## MATERIAL TO PROCESS:
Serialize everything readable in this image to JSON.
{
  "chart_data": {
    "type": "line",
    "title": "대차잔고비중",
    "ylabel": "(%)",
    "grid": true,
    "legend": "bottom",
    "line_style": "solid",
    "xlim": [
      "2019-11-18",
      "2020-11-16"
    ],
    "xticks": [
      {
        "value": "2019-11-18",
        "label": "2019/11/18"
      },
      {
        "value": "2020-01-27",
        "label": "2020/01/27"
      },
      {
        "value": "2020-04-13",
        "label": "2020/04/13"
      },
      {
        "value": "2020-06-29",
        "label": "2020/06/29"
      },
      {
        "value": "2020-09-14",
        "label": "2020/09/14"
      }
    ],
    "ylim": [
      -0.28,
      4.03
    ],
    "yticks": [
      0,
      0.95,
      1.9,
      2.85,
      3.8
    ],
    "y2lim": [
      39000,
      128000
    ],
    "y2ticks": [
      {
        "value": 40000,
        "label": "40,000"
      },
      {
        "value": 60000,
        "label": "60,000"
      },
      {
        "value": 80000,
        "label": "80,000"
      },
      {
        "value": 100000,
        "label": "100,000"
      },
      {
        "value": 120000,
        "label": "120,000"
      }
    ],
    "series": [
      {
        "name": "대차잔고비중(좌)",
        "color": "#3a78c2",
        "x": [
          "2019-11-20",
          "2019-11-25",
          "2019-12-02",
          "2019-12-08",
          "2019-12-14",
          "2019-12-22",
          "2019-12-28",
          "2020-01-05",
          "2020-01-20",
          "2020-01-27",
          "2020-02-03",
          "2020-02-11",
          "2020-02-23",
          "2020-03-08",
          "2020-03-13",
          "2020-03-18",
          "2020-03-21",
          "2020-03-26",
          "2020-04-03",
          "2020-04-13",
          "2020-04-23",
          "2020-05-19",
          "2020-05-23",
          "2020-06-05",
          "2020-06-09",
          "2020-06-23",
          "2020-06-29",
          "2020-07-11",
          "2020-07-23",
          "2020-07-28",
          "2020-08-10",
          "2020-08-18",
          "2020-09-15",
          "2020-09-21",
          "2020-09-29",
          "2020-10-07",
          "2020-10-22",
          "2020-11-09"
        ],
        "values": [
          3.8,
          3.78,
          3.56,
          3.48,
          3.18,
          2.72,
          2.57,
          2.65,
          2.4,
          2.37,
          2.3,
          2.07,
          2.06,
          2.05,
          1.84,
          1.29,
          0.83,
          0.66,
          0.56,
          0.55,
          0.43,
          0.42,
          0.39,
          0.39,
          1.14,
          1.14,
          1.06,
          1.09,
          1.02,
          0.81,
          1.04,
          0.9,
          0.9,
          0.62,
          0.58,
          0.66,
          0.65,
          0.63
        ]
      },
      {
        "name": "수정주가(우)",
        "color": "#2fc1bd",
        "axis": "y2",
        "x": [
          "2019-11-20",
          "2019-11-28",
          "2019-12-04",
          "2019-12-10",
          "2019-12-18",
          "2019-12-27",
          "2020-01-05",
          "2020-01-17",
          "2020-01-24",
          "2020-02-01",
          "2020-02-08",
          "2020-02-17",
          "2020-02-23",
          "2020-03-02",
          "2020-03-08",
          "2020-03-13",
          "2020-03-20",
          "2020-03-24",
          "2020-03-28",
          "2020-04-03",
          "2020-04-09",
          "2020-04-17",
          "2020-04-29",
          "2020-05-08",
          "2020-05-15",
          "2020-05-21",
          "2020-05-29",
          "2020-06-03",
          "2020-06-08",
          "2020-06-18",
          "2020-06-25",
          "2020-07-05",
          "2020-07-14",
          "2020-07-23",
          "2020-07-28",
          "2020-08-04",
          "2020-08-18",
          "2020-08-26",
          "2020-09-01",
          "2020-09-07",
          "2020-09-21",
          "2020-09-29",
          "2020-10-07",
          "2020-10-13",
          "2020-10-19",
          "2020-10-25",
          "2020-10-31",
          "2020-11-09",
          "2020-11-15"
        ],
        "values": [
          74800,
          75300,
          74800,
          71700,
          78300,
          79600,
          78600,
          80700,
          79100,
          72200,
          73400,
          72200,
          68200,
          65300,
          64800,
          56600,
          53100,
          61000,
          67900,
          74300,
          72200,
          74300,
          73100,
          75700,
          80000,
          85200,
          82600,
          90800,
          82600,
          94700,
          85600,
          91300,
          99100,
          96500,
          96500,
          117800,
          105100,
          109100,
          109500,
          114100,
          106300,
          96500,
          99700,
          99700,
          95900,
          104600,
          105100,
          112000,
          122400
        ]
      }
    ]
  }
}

## WHAT IS EXPECTED:
Exactly reproduce every record.

## RESULT:
Serialize everything readable in this image to JSON.
{
  "chart_data": {
    "type": "line",
    "title": "대차잔고비중",
    "ylabel": "(%)",
    "grid": true,
    "legend": "bottom",
    "line_style": "solid",
    "xlim": [
      "2019-11-18",
      "2020-11-16"
    ],
    "xticks": [
      {
        "value": "2019-11-18",
        "label": "2019/11/18"
      },
      {
        "value": "2020-01-27",
        "label": "2020/01/27"
      },
      {
        "value": "2020-04-13",
        "label": "2020/04/13"
      },
      {
        "value": "2020-06-29",
        "label": "2020/06/29"
      },
      {
        "value": "2020-09-14",
        "label": "2020/09/14"
      }
    ],
    "ylim": [
      -0.28,
      4.03
    ],
    "yticks": [
      0,
      0.95,
      1.9,
      2.85,
      3.8
    ],
    "y2lim": [
      39000,
      128000
    ],
    "y2ticks": [
      {
        "value": 40000,
        "label": "40,000"
      },
      {
        "value": 60000,
        "label": "60,000"
      },
      {
        "value": 80000,
        "label": "80,000"
      },
      {
        "value": 100000,
        "label": "100,000"
      },
      {
        "value": 120000,
        "label": "120,000"
      }
    ],
    "series": [
      {
        "name": "대차잔고비중(좌)",
        "color": "#3a78c2",
        "x": [
          "2019-11-20",
          "2019-11-25",
          "2019-12-02",
          "2019-12-08",
          "2019-12-14",
          "2019-12-22",
          "2019-12-28",
          "2020-01-05",
          "2020-01-20",
          "2020-01-27",
          "2020-02-03",
          "2020-02-11",
          "2020-02-23",
          "2020-03-08",
          "2020-03-13",
          "2020-03-18",
          "2020-03-21",
          "2020-03-26",
          "2020-04-03",
          "2020-04-13",
          "2020-04-23",
          "2020-05-19",
          "2020-05-23",
          "2020-06-05",
          "2020-06-09",
          "2020-06-23",
          "2020-06-29",
          "2020-07-11",
          "2020-07-23",
          "2020-07-28",
          "2020-08-10",
          "2020-08-18",
          "2020-09-15",
          "2020-09-21",
          "2020-09-29",
          "2020-10-07",
          "2020-10-22",
          "2020-11-09"
        ],
        "values": [
          3.8,
          3.78,
          3.56,
          3.48,
          3.18,
          2.72,
          2.57,
          2.65,
          2.4,
          2.37,
          2.3,
          2.07,
          2.06,
          2.05,
          1.84,
          1.29,
          0.83,
          0.66,
          0.56,
          0.55,
          0.43,
          0.42,
          0.39,
          0.39,
          1.14,
          1.14,
          1.06,
          1.09,
          1.02,
          0.81,
          1.04,
          0.9,
          0.9,
          0.62,
          0.58,
          0.66,
          0.65,
          0.63
        ]
      },
      {
        "name": "수정주가(우)",
        "color": "#2fc1bd",
        "axis": "y2",
        "x": [
          "2019-11-20",
          "2019-11-28",
          "2019-12-04",
          "2019-12-10",
          "2019-12-18",
          "2019-12-27",
          "2020-01-05",
          "2020-01-17",
          "2020-01-24",
          "2020-02-01",
          "2020-02-08",
          "2020-02-17",
          "2020-02-23",
          "2020-03-02",
          "2020-03-08",
          "2020-03-13",
          "2020-03-20",
          "2020-03-24",
          "2020-03-28",
          "2020-04-03",
          "2020-04-09",
          "2020-04-17",
          "2020-04-29",
          "2020-05-08",
          "2020-05-15",
          "2020-05-21",
          "2020-05-29",
          "2020-06-03",
          "2020-06-08",
          "2020-06-18",
          "2020-06-25",
          "2020-07-05",
          "2020-07-14",
          "2020-07-23",
          "2020-07-28",
          "2020-08-04",
          "2020-08-18",
          "2020-08-26",
          "2020-09-01",
          "2020-09-07",
          "2020-09-21",
          "2020-09-29",
          "2020-10-07",
          "2020-10-13",
          "2020-10-19",
          "2020-10-25",
          "2020-10-31",
          "2020-11-09",
          "2020-11-15"
        ],
        "values": [
          74800,
          75300,
          74800,
          71700,
          78300,
          79600,
          78600,
          80700,
          79100,
          72200,
          73400,
          72200,
          68200,
          65300,
          64800,
          56600,
          53100,
          61000,
          67900,
          74300,
          72200,
          74300,
          73100,
          75700,
          80000,
          85200,
          82600,
          90800,
          82600,
          94700,
          85600,
          91300,
          99100,
          96500,
          96500,
          117800,
          105100,
          109100,
          109500,
          114100,
          106300,
          96500,
          99700,
          99700,
          95900,
          104600,
          105100,
          112000,
          122400
        ]
      }
    ]
  }
}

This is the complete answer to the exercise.